Every line that contains the word "Vergleichstest" should be copied.

· · · ·

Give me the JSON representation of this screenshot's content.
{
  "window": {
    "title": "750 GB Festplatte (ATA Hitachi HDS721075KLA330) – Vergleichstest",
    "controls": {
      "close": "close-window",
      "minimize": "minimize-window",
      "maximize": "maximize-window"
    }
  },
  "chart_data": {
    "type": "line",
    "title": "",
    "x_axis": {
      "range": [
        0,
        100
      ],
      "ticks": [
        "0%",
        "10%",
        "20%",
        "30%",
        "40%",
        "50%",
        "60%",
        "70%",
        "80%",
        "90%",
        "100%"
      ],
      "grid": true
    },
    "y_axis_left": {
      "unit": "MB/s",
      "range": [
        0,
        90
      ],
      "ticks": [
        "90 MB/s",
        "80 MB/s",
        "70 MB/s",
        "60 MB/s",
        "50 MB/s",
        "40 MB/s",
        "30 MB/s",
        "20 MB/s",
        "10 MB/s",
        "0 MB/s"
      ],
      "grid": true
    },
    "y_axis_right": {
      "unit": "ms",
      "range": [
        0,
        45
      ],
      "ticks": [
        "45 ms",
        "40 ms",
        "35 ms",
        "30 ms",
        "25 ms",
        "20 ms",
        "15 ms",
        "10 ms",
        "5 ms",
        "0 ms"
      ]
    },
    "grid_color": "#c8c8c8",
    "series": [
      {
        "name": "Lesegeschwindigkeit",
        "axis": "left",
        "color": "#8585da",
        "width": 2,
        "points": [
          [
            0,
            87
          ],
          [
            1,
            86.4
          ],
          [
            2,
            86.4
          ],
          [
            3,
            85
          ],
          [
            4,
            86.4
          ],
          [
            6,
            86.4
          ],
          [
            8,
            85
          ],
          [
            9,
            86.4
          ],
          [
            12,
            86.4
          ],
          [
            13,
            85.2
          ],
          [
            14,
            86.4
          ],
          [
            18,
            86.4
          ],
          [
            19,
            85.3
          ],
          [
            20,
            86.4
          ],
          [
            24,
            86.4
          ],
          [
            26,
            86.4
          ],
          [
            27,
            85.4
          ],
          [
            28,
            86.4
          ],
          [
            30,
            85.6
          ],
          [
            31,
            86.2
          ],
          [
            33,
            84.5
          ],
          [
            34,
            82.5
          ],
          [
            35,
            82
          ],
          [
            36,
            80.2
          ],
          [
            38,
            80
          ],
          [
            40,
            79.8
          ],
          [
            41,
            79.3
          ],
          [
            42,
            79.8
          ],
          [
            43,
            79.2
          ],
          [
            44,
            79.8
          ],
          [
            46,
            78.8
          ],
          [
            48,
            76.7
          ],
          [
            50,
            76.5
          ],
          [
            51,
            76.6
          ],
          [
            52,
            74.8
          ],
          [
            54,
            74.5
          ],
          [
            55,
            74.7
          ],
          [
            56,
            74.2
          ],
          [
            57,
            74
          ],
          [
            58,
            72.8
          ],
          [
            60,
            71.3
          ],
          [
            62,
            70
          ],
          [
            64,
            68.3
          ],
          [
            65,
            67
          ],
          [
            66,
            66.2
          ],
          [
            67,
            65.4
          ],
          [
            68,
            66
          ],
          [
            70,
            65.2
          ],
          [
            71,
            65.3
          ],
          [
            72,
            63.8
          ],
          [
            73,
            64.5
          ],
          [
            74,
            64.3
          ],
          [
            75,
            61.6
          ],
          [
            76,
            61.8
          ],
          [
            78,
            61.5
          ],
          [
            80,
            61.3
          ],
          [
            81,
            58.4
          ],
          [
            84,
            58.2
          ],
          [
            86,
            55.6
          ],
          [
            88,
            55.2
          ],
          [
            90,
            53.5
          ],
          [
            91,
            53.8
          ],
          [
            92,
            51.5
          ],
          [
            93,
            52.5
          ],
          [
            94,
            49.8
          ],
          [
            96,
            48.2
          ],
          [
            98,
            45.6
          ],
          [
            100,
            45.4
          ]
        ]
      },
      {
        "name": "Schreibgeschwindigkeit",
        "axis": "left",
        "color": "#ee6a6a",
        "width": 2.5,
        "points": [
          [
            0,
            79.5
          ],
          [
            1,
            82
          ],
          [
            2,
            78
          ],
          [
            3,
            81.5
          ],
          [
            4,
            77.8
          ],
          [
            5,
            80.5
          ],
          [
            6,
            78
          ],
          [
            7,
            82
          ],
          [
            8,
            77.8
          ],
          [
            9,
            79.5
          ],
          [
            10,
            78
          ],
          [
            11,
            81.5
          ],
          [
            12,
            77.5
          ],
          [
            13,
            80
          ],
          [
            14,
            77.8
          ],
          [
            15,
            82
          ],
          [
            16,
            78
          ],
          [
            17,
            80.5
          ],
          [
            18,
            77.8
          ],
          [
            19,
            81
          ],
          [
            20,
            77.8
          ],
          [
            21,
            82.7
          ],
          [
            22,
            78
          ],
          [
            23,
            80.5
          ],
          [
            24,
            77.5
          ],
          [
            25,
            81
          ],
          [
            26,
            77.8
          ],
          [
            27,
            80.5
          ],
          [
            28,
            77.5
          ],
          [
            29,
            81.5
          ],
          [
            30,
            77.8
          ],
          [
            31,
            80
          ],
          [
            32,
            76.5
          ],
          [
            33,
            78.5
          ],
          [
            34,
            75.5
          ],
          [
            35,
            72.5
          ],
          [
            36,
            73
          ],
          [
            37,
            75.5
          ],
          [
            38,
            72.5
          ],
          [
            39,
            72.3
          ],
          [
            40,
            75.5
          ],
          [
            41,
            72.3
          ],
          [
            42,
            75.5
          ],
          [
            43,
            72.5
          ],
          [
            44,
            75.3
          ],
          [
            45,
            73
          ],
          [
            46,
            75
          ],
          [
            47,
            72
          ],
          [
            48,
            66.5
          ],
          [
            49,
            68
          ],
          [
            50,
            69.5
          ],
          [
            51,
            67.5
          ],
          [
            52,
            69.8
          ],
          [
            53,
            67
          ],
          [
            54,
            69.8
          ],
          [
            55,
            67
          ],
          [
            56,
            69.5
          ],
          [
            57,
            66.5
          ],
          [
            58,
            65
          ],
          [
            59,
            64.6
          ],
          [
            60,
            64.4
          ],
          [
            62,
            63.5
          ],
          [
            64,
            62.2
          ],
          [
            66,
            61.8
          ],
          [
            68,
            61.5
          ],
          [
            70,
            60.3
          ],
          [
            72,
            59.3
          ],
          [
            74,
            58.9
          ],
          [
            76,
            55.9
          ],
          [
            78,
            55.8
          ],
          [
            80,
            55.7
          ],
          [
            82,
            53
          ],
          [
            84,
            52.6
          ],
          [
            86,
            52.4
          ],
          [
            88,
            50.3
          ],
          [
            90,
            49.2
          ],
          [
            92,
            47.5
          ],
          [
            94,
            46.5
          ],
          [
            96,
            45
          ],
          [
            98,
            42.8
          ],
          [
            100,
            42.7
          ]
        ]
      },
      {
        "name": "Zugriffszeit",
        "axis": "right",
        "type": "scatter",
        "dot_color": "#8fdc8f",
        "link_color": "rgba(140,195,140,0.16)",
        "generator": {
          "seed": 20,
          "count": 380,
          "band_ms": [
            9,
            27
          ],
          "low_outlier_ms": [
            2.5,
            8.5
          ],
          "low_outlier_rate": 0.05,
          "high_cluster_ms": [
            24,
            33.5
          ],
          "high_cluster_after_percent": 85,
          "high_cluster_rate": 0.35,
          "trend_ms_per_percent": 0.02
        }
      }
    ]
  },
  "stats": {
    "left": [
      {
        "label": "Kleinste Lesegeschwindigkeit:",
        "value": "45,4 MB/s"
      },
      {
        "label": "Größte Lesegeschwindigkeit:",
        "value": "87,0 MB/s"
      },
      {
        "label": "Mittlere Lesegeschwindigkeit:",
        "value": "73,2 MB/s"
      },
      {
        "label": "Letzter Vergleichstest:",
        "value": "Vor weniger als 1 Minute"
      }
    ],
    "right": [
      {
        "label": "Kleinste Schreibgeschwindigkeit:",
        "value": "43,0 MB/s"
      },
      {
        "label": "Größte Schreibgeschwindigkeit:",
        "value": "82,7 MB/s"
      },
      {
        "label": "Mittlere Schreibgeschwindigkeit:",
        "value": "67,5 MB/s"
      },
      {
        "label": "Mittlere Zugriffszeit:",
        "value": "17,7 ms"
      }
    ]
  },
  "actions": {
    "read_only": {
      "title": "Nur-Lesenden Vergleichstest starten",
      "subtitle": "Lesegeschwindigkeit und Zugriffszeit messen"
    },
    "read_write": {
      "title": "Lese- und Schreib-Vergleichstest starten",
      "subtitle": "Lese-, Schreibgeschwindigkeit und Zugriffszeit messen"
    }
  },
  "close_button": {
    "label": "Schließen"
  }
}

· · · ·

— The answer —
    "title": "750 GB Festplatte (ATA Hitachi HDS721075KLA330) – Vergleichstest",
        "label": "Letzter Vergleichstest:",
      "title": "Nur-Lesenden Vergleichstest starten",
      "title": "Lese- und Schreib-Vergleichstest starten",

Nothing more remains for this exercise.